• [What needs to be done]: For the entries below, how many lines include the word "rights"? Give the figure and nothing more.

• [Data provided]:
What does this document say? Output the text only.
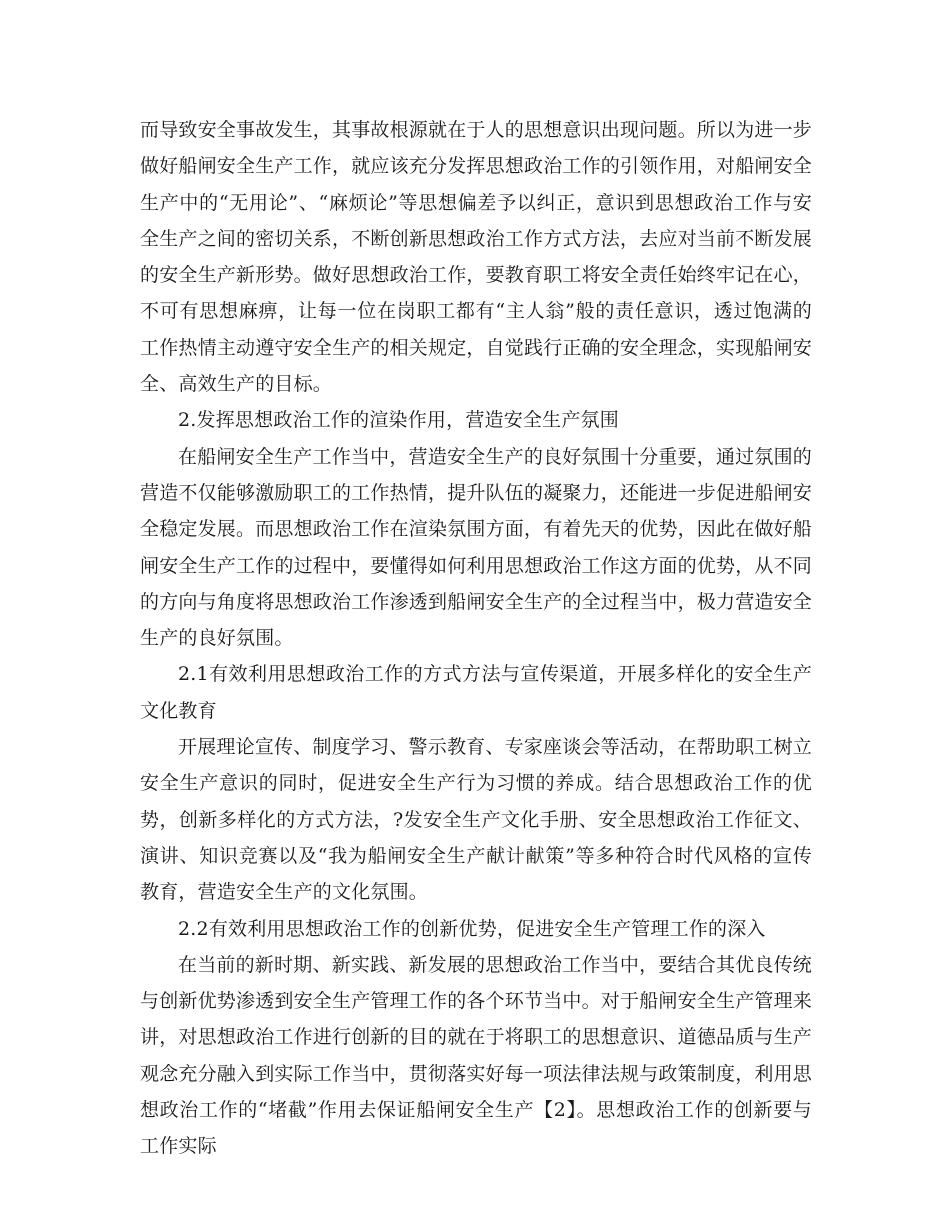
而导致安全事故发生，其事故根源就在于人的思想意识出现问题。所以为进一步做好船闸安全生产工作，就应该充分发挥思想政治工作的引领作用，对船闸安全生产中的“无用论”、“麻烦论”等思想偏差予以纠正，意识到思想政治工作与安全生产之间的密切关系，不断创新思想政治工作方式方法，去应对当前不断发展的安全生产新形势。做好思想政治工作，要教育职工将安全责任始终牢记在心，不可有思想麻痹，让每一位在岗职工都有“主人翁”般的责任意识，透过饱满的工作热情主动遵守安全生产的相关规定，自觉践行正确的安全理念，实现船闸安全、高效生产的目标。

2.发挥思想政治工作的渲染作用，营造安全生产氛围

在船闸安全生产工作当中，营造安全生产的良好氛围十分重要，通过氛围的营造不仅能够激励职工的工作热情，提升队伍的凝聚力，还能进一步促进船闸安全稳定发展。而思想政治工作在渲染氛围方面，有着先天的优势，因此在做好船闸安全生产工作的过程中，要懂得如何利用思想政治工作这方面的优势，从不同的方向与角度将思想政治工作渗透到船闸安全生产的全过程当中，极力营造安全生产的良好氛围。

2.1有效利用思想政治工作的方式方法与宣传渠道，开展多样化的安全生产文化教育

开展理论宣传、制度学习、警示教育、专家座谈会等活动，在帮助职工树立安全生产意识的同时，促进安全生产行为习惯的养成。结合思想政治工作的优势，创新多样化的方式方法，?发安全生产文化手册、安全思想政治工作征文、演讲、知识竞赛以及“我为船闸安全生产献计献策”等多种符合时代风格的宣传教育，营造安全生产的文化氛围。

2.2有效利用思想政治工作的创新优势，促进安全生产管理工作的深入

在当前的新时期、新实践、新发展的思想政治工作当中，要结合其优良传统与创新优势渗透到安全生产管理工作的各个环节当中。对于船闸安全生产管理来讲，对思想政治工作进行创新的目的就在于将职工的思想意识、道德品质与生产观念充分融入到实际工作当中，贯彻落实好每一项法律法规与政策制度，利用思想政治工作的“堵截”作用去保证船闸安全生产【2】。思想政治工作的创新要与工作实际
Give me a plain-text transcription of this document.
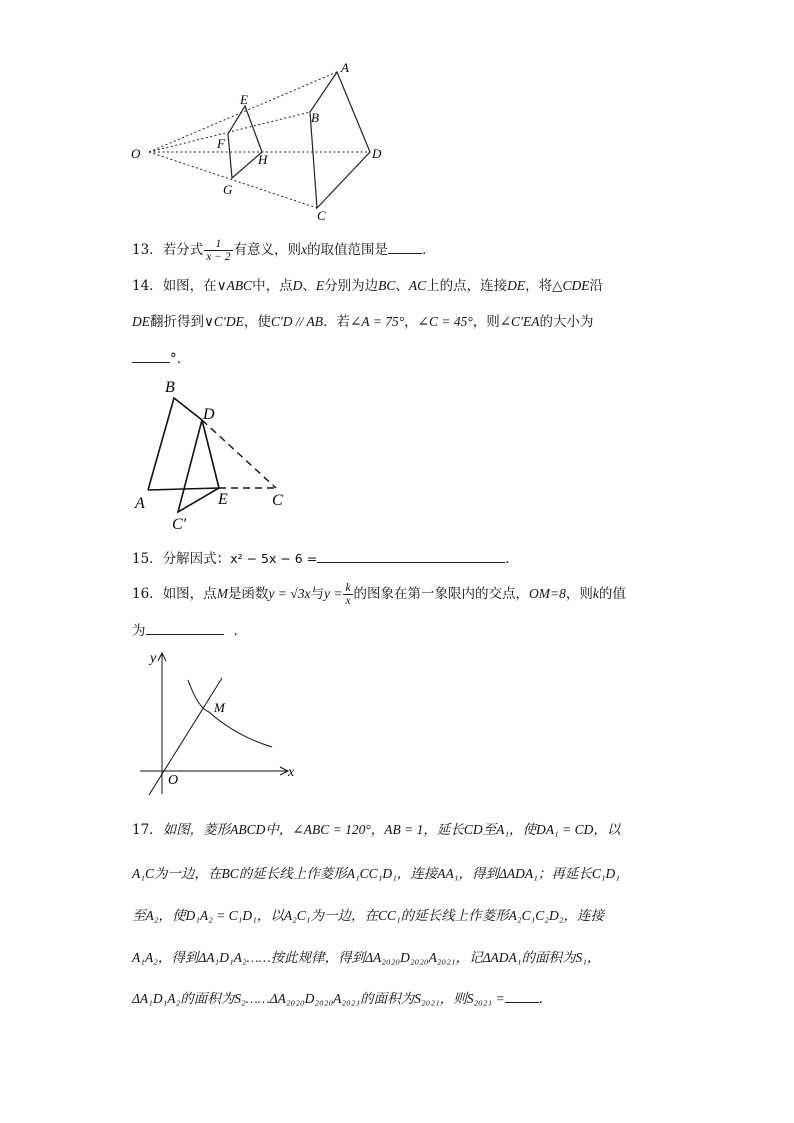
A
B
C
D
E
F
G
H
O
13．若分式 $\frac{1}{x - 2}$ 有意义，则x的取值范围是	．
14．如图，在∨ABC中，点D、E分别为边BC、AC上的点，连接DE，将△CDE沿
DE翻折得到∨C′DE，使C′D // AB．若∠A = 75°，∠C = 45°，则∠C′EA的大小为
°．
B
D
A	E	C
C′
15．分解因式：x² − 5x − 6 =	．
16．如图，点M是函数y = √3x与$y = \frac{k}{x}$ 的图象在第一象限内的交点，OM=8，则k的值
为	．
y
x
O
M
17．如图，菱形ABCD中，∠ABC = 120°，AB = 1，延长CD至A₁，使DA₁ = CD，以
A₁C为一边，在BC的延长线上作菱形A₁CC₁D₁，连接AA₁，得到ΔADA₁；再延长C₁D₁
至A₂，使D₁A₂ = C₁D₁，以A₂C₁为一边，在CC₁的延长线上作菱形A₂C₁C₂D₂，连接
A₁A₂，得到ΔA₁D₁A₂……按此规律，得到ΔA₂₀₂₀D₂₀₂₀A₂₀₂₁，记ΔADA₁的面积为S₁，
ΔA₁D₁A₂的面积为S₂……ΔA₂₀₂₀D₂₀₂₀A₂₀₂₁的面积为S₂₀₂₁，则S₂₀₂₁ =	．
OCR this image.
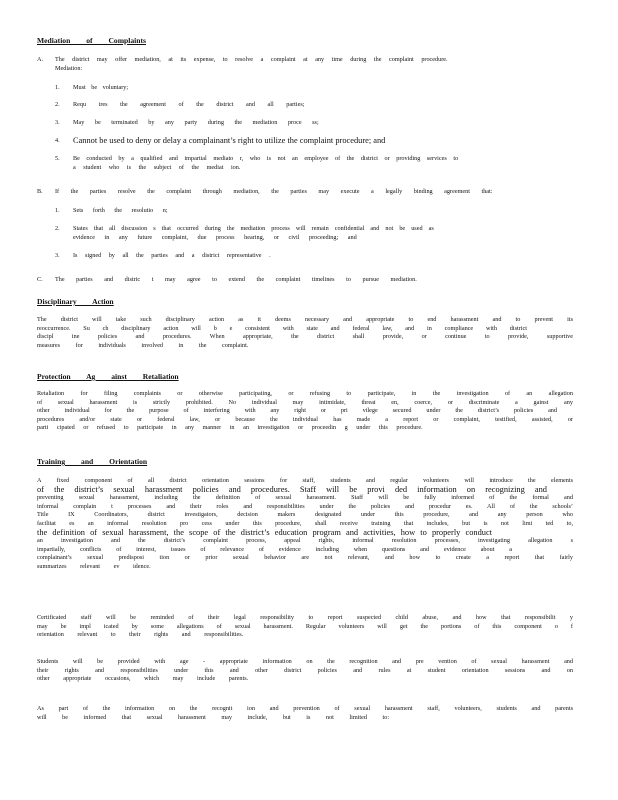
Mediation of Complaints
A. The district may offer mediation, at its expense, to resolve a complaint at any time during the complaint procedure.
Mediation:
1. Must be voluntary;
2. Requ ires the agreement of the district and all parties;
3. May be terminated by any party during the mediation proce ss;
4. Cannot be used to deny or delay a complainant’s right to utilize the complaint procedure; and
5. Be conducted by a qualified and impartial mediato r, who is not an employee of the district or providing services to
a student who is the subject of the mediat ion.
B. If the parties resolve the complaint through mediation, the parties may execute a legally binding agreement that:
1. Sets forth the resolutio n;
2. States that all discussion s that occurred during the mediation process will remain confidential and not be used as
evidence in any future complaint, due process hearing, or civil proceeding; and
3. Is signed by all the parties and a district representative .
C. The parties and distric t may agree to extend the complaint timelines to pursue mediation.
Disciplinary Action
The district will take such disciplinary action as it deems necessary and appropriate to end harassment and to prevent its
reoccurrence. Su ch disciplinary action will b e consistent with state and federal law, and in compliance with district
discipl ine policies and procedures. When appropriate, the district shall provide, or continue to provide, supportive
measures for individuals involved in the complaint.
Protection Ag ainst Retaliation
Retaliation for filing complaints or otherwise participating, or refusing to participate, in the investigation of an allegation
of sexual harassment is strictly prohibited. No individual may intimidate, threat en, coerce, or discriminate a gainst any
other individual for the purpose of interfering with any right or pri vilege secured under the district’s policies and
procedures and/or state or federal law, or because the individual has made a report or complaint, testified, assisted, or
parti cipated or refused to participate in any manner in an investigation or proceedin g under this procedure.
Training and Orientation
A fixed component of all district orientation sessions for staff, students and regular volunteers will introduce the elements
of the district’s sexual harassment policies and procedures. Staff will be provi ded information on recognizing and
preventing sexual harassment, including the definition of sexual harassment. Staff will be fully informed of the formal and
informal complain t processes and their roles and responsibilities under the policies and procedur es. All of the schools’
Title IX Coordinators, district investigators, decision makers designated under this procedure, and any person who
facilitat es an informal resolution pro cess under this procedure, shall receive training that includes, but is not limi ted to,
the definition of sexual harassment, the scope of the district’s education program and activities, how to properly conduct
an investigation and the district’s complaint process, appeal rights, informal resolution processes, investigating allegation s
impartially, conflicts of interest, issues of relevance of evidence including when questions and evidence about a
complainant’s sexual predisposi tion or prior sexual behavior are not relevant, and how to create a report that fairly
summarizes relevant ev idence.
Certificated staff will be reminded of their legal responsibility to report suspected child abuse, and how that responsibilit y
may be impl icated by some allegations of sexual harassment. Regular volunteers will get the portions of this component o f
orientation relevant to their rights and responsibilities.
Students will be provided with age - appropriate information on the recognition and pre vention of sexual harassment and
their rights and responsibilities under this and other district policies and rules at student orientation sessions and on
other appropriate occasions, which may include parents.
As part of the information on the recognit ion and prevention of sexual harassment staff, volunteers, students and parents
will be informed that sexual harassment may include, but is not limited to:
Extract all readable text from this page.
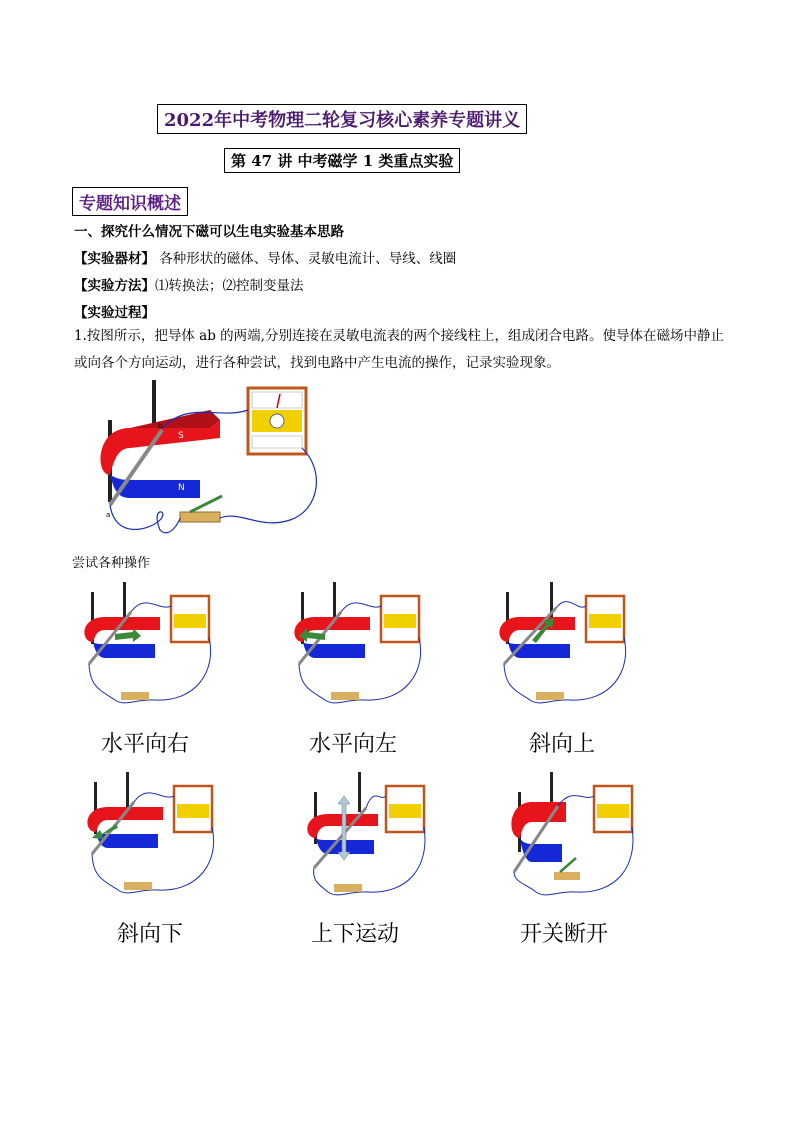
2022年中考物理二轮复习核心素养专题讲义
第 47 讲 中考磁学 1 类重点实验
专题知识概述
一、探究什么情况下磁可以生电实验基本思路
【实验器材】 各种形状的磁体、导体、灵敏电流计、导线、线圈
【实验方法】⑴转换法；⑵控制变量法
【实验过程】
1.按图所示，把导体 ab 的两端,分别连接在灵敏电流表的两个接线柱上，组成闭合电路。使导体在磁场中静止或向各个方向运动，进行各种尝试，找到电路中产生电流的操作，记录实验现象。
S
N
a
b
尝试各种操作
水平向右	水平向左	斜向上
斜向下	上下运动	开关断开
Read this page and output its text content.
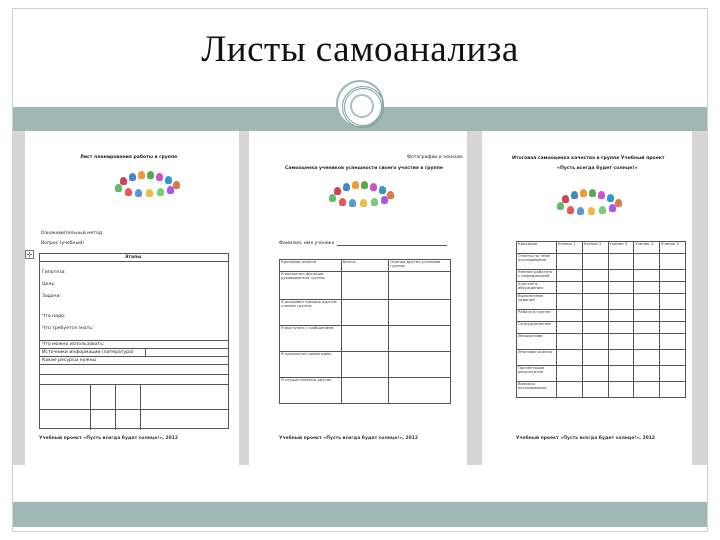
Листы самоанализа
Лист планирования работы в группе
Ознакомительный метод
Вопрос (учебный)
Этапы
Гипотеза:
Цель:
Задачи:
Что надо:
Что требуется знать:
Что можно использовать:
Источники информации (литература)
Какие ресурсы нужны
Учебный проект «Пусть всегда будет солнце!», 2012
✛
Фотографии и эскизов:
Самооценка учеников успешности своего участия в группе
Фамилия, имя ученика
Критерии оценки	Баллы	Оценка других учеников группы
Я выполнял функции руководителя группы		
Я оказывал помощь другим членам группы		
Я выступал с сообщением		
Я предлагал новые идеи		
Я слушал мнения других		
Учебный проект «Пусть всегда будет солнце!», 2012
Итоговая самооценка качества в группе Учебный проект
«Пусть всегда будет солнце!»
Критерии	Ученик 1	Ученик 2	Ученик 3	Ученик 4	Ученик 5
Ответы по теме исследования					
Умение работать с информацией					
Участие в обсуждении					
Выполнение заданий					
Работа в группе					
Сотрудничество					
Инициатива					
Итоговая оценка					
Презентация результатов					
Вопросы исследования					
Учебный проект «Пусть всегда будет солнце!», 2012
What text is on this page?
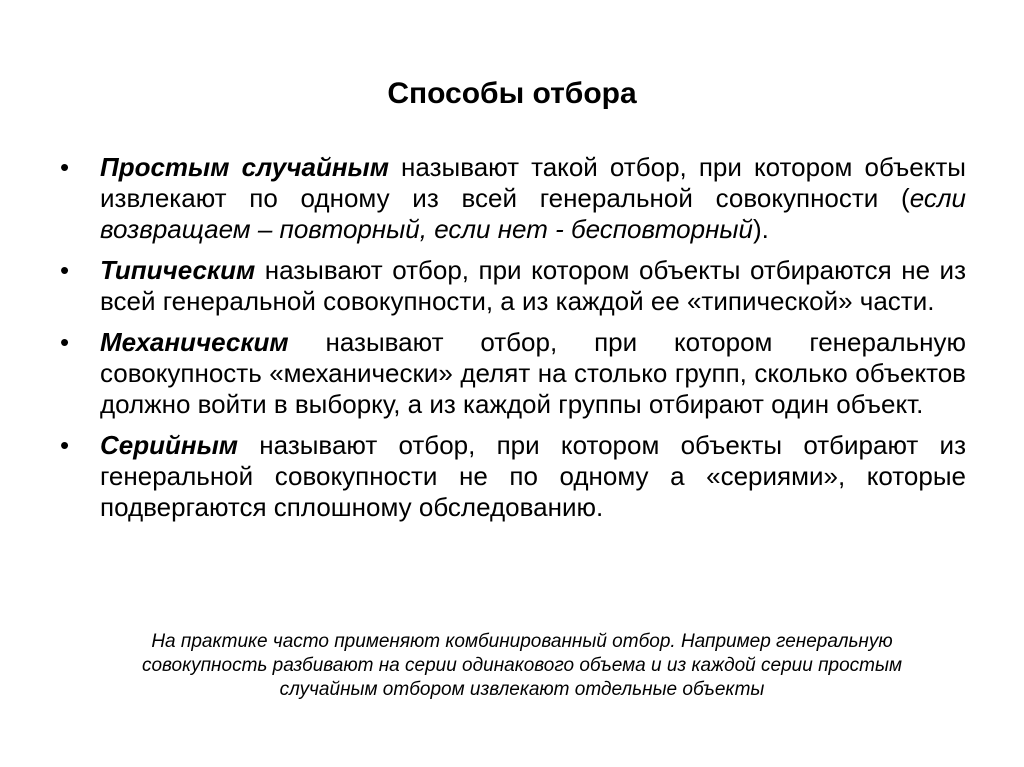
Способы отбора
• Простым случайным называют такой отбор, при котором объекты извлекают по одному из всей генеральной совокупности (если возвращаем – повторный, если нет - бесповторный).
• Типическим называют отбор, при котором объекты отбираются не из всей генеральной совокупности, а из каждой ее «типической» части.
• Механическим называют отбор, при котором генеральную совокупность «механически» делят на столько групп, сколько объектов должно войти в выборку, а из каждой группы отбирают один объект.
• Серийным называют отбор, при котором объекты отбирают из генеральной совокупности не по одному а «сериями», которые подвергаются сплошному обследованию.

На практике часто применяют комбинированный отбор. Например генеральную
совокупность разбивают на серии одинакового объема и из каждой серии простым
случайным отбором извлекают отдельные объекты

• [The output]: 3